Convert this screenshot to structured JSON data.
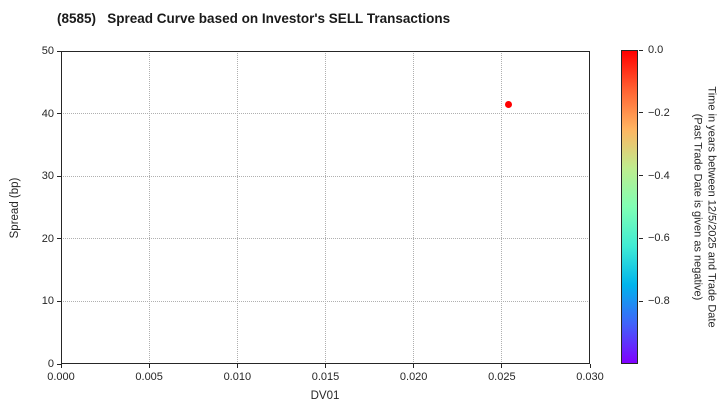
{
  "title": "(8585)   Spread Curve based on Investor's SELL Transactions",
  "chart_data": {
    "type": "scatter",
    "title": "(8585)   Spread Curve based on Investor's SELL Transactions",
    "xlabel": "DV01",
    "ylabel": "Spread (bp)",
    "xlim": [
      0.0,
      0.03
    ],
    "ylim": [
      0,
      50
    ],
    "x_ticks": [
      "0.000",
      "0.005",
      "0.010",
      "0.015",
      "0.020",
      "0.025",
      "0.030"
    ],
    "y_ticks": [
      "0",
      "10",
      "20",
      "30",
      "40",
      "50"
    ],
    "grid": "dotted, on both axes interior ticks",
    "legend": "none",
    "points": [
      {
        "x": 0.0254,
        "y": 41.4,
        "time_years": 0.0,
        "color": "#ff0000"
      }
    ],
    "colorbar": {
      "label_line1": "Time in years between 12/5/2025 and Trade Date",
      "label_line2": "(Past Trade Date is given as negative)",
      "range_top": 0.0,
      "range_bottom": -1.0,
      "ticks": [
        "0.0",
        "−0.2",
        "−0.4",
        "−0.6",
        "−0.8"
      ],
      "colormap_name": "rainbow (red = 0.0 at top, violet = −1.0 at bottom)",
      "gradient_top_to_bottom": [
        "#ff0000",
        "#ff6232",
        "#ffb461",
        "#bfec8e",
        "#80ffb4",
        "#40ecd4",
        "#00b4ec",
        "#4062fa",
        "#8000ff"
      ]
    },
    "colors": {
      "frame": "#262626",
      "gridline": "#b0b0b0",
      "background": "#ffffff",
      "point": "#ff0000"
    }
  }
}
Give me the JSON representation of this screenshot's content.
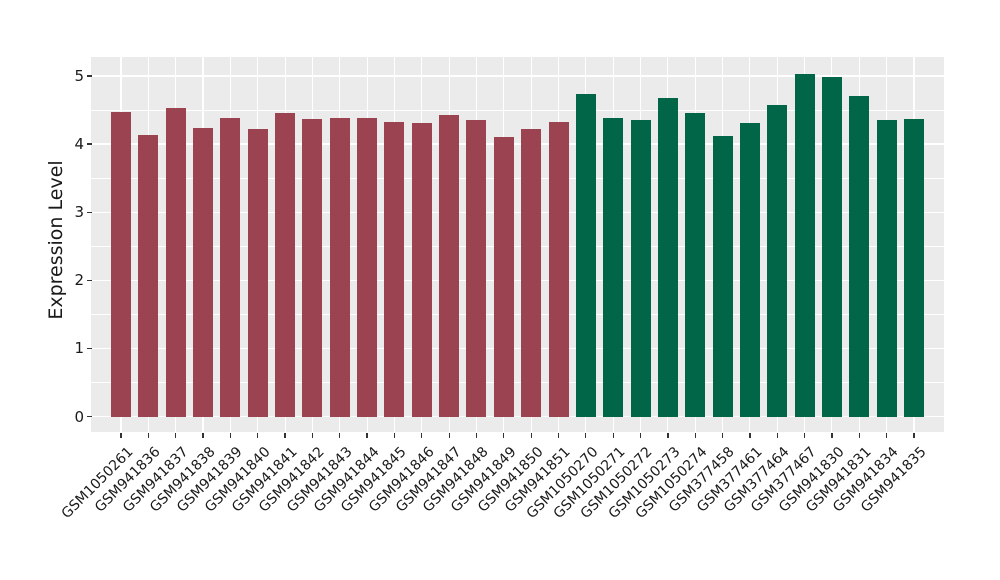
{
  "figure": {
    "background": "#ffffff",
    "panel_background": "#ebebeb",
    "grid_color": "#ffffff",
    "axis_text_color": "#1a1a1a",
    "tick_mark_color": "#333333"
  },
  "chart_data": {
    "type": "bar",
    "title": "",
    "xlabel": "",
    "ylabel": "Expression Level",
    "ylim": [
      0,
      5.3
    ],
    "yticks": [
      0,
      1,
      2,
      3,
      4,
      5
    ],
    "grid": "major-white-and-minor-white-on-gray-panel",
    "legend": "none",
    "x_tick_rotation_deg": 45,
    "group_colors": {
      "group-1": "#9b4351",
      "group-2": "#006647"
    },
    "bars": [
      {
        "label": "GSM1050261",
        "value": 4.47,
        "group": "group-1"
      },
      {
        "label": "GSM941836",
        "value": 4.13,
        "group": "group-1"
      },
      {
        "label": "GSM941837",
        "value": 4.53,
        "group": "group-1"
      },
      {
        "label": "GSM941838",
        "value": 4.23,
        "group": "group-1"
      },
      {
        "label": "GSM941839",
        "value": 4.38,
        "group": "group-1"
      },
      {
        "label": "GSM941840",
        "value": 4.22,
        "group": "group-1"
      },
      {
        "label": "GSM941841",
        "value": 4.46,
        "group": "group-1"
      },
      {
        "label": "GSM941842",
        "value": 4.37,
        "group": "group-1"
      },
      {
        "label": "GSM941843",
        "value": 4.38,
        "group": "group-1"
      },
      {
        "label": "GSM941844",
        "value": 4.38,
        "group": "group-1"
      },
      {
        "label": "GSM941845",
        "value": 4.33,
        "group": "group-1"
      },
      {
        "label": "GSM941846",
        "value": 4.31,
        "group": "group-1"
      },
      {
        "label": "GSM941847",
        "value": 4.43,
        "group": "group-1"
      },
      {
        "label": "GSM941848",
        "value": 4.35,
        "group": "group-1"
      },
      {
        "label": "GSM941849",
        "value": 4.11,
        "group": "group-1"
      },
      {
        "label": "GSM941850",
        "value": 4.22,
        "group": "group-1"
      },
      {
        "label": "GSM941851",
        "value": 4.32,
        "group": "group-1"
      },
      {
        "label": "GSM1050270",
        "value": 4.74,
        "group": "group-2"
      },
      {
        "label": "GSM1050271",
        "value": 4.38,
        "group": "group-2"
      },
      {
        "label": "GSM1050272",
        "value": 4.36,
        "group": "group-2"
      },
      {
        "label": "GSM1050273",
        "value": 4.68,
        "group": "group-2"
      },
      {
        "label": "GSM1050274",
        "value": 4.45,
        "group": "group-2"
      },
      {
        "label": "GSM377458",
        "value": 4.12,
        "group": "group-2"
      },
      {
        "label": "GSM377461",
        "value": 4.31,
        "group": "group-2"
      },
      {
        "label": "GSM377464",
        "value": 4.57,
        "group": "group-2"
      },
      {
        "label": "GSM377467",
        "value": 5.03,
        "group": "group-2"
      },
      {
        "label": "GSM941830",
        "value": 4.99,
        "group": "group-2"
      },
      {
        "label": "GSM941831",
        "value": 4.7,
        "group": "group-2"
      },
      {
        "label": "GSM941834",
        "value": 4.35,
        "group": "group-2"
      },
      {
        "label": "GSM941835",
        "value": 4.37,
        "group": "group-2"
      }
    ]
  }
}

**DESCRIPTION OF THE TASK:** Collect the complete line wherever the string "Curve" appears in the records.

**ANSWER FOR THE TASK:**
  "title": "(8585)   Spread Curve based on Investor's SELL Transactions",
    "title": "(8585)   Spread Curve based on Investor's SELL Transactions",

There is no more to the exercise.